* BEGIN *

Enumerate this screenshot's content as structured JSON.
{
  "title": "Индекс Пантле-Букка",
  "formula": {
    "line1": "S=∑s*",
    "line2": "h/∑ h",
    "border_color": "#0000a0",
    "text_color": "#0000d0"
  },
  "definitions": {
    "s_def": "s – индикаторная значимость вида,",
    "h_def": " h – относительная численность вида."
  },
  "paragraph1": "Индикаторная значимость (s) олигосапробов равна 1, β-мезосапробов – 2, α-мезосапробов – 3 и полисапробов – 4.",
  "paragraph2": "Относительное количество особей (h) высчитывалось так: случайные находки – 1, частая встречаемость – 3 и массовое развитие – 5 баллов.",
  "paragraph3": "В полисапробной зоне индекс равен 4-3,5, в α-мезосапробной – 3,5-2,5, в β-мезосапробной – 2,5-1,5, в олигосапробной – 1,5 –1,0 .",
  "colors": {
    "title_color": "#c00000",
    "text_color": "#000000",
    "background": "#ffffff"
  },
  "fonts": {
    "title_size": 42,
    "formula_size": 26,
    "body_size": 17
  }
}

* END *
* BEGIN *

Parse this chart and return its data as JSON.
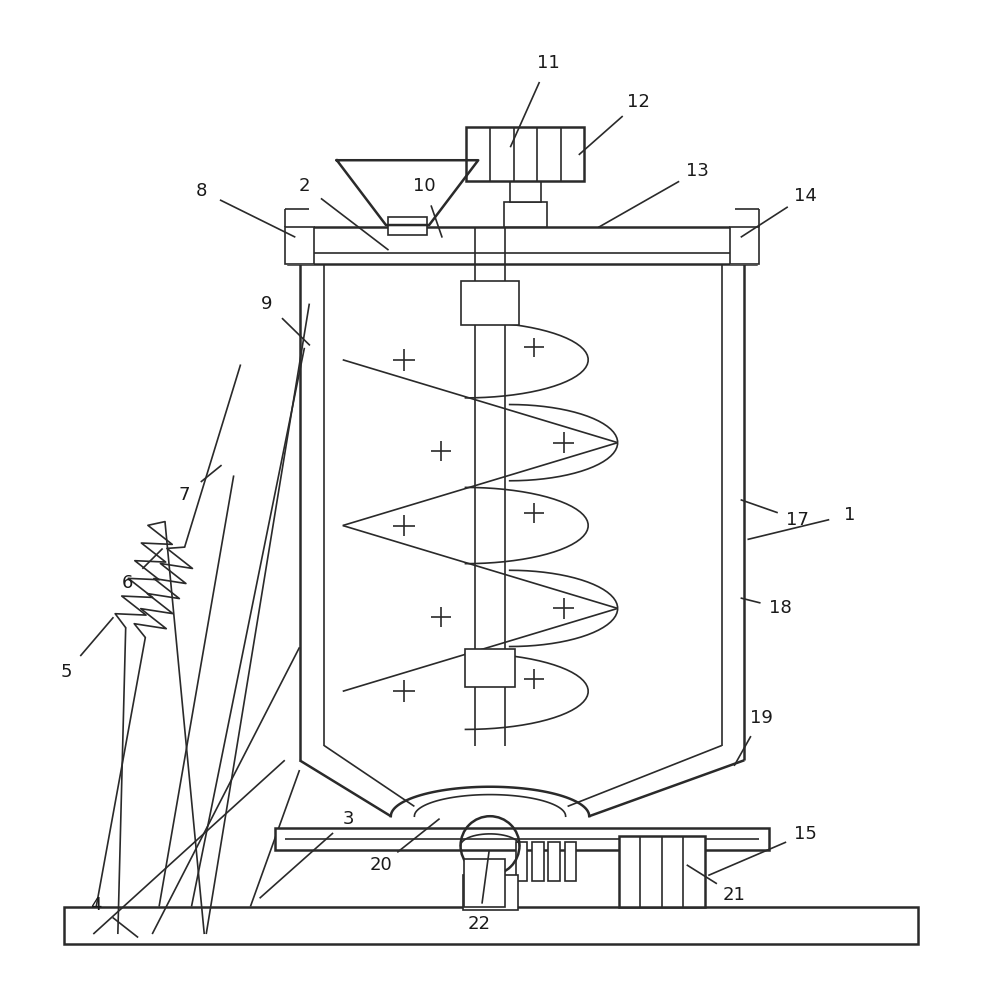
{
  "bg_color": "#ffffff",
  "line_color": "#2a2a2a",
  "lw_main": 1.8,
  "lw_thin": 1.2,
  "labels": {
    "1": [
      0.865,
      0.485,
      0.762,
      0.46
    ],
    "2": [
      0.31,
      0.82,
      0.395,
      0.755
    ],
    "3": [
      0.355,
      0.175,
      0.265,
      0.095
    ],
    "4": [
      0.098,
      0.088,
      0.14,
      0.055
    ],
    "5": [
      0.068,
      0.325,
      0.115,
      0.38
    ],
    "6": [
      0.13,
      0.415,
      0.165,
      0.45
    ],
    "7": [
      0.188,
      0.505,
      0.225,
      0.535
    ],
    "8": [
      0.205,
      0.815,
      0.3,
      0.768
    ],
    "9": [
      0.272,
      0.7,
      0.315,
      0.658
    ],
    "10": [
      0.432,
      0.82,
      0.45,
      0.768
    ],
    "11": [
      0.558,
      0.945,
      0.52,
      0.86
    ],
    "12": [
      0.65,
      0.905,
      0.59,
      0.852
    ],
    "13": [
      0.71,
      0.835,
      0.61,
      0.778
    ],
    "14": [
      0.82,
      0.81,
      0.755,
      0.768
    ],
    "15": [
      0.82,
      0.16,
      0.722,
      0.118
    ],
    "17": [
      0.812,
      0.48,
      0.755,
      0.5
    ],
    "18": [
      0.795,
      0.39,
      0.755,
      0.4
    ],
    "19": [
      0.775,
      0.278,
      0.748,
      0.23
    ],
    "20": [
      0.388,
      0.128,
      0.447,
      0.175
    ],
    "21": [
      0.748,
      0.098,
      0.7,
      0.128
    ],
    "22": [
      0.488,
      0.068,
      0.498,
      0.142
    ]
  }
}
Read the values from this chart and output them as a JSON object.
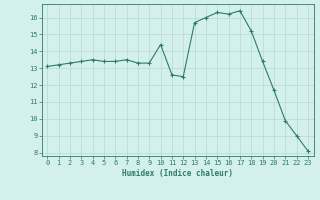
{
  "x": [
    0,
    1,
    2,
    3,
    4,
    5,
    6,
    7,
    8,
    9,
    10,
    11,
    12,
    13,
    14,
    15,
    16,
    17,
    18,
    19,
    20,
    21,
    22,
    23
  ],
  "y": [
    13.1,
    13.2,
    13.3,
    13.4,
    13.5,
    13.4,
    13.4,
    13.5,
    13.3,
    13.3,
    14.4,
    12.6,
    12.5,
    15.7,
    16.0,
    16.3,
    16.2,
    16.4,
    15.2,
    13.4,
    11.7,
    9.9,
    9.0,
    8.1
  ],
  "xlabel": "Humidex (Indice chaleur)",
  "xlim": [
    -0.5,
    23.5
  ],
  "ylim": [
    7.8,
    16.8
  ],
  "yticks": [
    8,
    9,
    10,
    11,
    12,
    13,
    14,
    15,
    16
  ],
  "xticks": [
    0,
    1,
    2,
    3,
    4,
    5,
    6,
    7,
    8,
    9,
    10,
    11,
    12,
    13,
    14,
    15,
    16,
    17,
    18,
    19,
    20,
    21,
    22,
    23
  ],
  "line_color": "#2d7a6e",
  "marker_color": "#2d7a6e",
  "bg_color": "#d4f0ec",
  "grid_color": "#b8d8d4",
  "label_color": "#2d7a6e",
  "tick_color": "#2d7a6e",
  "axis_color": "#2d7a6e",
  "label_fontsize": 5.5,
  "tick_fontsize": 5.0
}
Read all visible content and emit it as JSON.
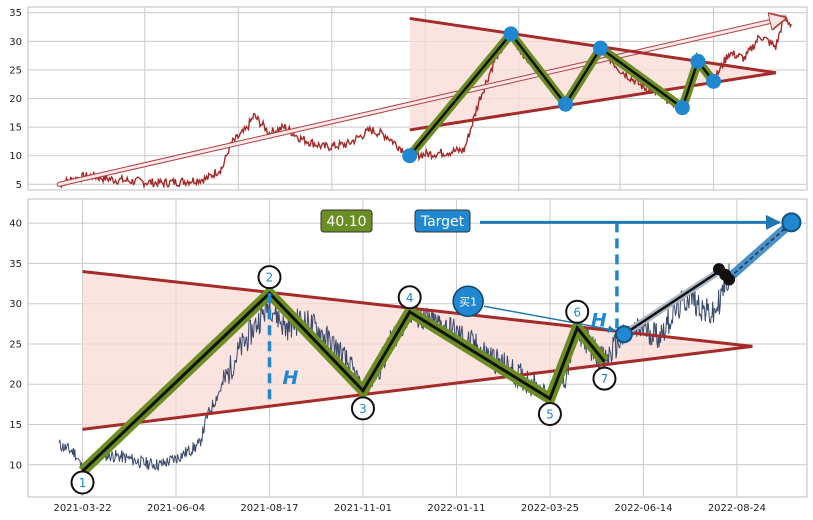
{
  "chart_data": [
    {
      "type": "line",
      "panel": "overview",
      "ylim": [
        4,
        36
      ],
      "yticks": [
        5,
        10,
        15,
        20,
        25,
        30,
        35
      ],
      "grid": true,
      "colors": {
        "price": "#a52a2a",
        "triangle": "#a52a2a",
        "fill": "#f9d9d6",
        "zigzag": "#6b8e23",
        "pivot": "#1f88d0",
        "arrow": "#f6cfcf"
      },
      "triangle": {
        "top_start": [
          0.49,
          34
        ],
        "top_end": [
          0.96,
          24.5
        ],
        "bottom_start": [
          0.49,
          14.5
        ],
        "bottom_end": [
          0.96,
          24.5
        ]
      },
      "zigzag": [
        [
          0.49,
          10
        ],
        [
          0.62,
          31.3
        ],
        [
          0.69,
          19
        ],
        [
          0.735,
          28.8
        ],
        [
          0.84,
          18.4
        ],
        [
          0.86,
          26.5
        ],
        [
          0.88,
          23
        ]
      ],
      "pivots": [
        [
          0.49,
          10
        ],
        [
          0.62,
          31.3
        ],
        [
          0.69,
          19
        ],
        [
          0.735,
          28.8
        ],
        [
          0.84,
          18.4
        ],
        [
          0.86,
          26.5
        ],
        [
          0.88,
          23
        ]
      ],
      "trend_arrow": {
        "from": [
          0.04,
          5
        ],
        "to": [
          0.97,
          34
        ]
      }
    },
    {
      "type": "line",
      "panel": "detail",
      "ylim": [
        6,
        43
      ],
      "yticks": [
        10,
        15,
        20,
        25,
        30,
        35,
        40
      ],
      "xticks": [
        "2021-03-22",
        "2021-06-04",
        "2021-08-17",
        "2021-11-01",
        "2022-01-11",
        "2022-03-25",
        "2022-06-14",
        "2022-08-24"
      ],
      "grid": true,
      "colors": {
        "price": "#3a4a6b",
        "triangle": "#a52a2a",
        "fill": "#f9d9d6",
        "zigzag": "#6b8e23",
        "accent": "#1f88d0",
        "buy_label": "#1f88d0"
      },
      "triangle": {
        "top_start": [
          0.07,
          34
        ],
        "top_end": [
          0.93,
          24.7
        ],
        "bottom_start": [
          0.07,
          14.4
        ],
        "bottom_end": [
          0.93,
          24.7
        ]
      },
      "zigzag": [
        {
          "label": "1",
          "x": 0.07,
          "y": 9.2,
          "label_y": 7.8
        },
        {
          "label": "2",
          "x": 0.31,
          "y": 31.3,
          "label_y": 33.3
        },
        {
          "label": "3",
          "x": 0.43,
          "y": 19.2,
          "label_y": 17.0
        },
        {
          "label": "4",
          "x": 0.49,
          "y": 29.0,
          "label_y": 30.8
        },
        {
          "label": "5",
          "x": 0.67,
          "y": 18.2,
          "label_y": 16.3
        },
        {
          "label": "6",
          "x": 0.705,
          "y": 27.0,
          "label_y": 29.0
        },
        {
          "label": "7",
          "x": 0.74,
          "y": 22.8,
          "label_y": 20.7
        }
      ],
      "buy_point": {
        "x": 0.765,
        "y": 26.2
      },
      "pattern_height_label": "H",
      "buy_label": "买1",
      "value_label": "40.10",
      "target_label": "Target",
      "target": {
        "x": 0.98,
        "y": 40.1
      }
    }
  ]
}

* END *
* BEGIN *

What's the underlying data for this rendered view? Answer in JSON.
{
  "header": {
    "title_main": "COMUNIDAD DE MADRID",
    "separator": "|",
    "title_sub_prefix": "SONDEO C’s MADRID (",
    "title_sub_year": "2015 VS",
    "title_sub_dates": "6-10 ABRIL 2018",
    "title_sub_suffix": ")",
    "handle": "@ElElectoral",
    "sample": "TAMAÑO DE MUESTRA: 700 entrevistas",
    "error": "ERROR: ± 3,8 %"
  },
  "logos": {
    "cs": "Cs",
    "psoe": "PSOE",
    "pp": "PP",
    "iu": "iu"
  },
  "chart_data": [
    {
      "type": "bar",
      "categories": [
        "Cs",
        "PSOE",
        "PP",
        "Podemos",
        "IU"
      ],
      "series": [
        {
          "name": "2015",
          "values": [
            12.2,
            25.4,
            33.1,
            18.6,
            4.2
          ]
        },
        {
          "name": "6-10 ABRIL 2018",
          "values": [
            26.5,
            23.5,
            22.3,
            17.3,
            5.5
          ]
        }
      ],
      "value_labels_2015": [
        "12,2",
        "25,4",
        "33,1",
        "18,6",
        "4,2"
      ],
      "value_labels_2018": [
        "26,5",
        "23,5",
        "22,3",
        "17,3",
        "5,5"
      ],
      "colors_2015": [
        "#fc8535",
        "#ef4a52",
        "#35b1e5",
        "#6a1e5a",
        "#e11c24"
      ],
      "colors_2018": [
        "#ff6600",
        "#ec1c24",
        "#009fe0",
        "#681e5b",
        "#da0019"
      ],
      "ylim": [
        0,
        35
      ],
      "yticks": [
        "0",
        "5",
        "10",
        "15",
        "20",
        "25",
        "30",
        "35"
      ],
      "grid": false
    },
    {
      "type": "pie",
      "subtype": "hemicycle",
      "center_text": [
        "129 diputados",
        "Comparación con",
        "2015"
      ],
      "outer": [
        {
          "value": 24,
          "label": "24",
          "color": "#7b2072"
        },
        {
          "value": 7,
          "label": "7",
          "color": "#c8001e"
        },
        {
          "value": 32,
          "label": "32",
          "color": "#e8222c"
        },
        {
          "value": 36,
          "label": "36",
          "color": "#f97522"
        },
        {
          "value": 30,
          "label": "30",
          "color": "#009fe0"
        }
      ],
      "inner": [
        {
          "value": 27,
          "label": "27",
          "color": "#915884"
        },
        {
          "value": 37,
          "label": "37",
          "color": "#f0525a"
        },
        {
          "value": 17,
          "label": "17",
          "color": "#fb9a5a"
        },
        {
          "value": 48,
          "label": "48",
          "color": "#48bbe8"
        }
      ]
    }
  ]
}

* END *

**WORK TO BE COMPLETED**
Collect each line holding the string "this".

**FULL SOLUTION**
Enumerate this screenshot's content as structured JSON.
Parse this chart and return its data as JSON.
Read the values from this chart and output them as a JSON object.
What's the underlying data for this rendered view? Answer in JSON.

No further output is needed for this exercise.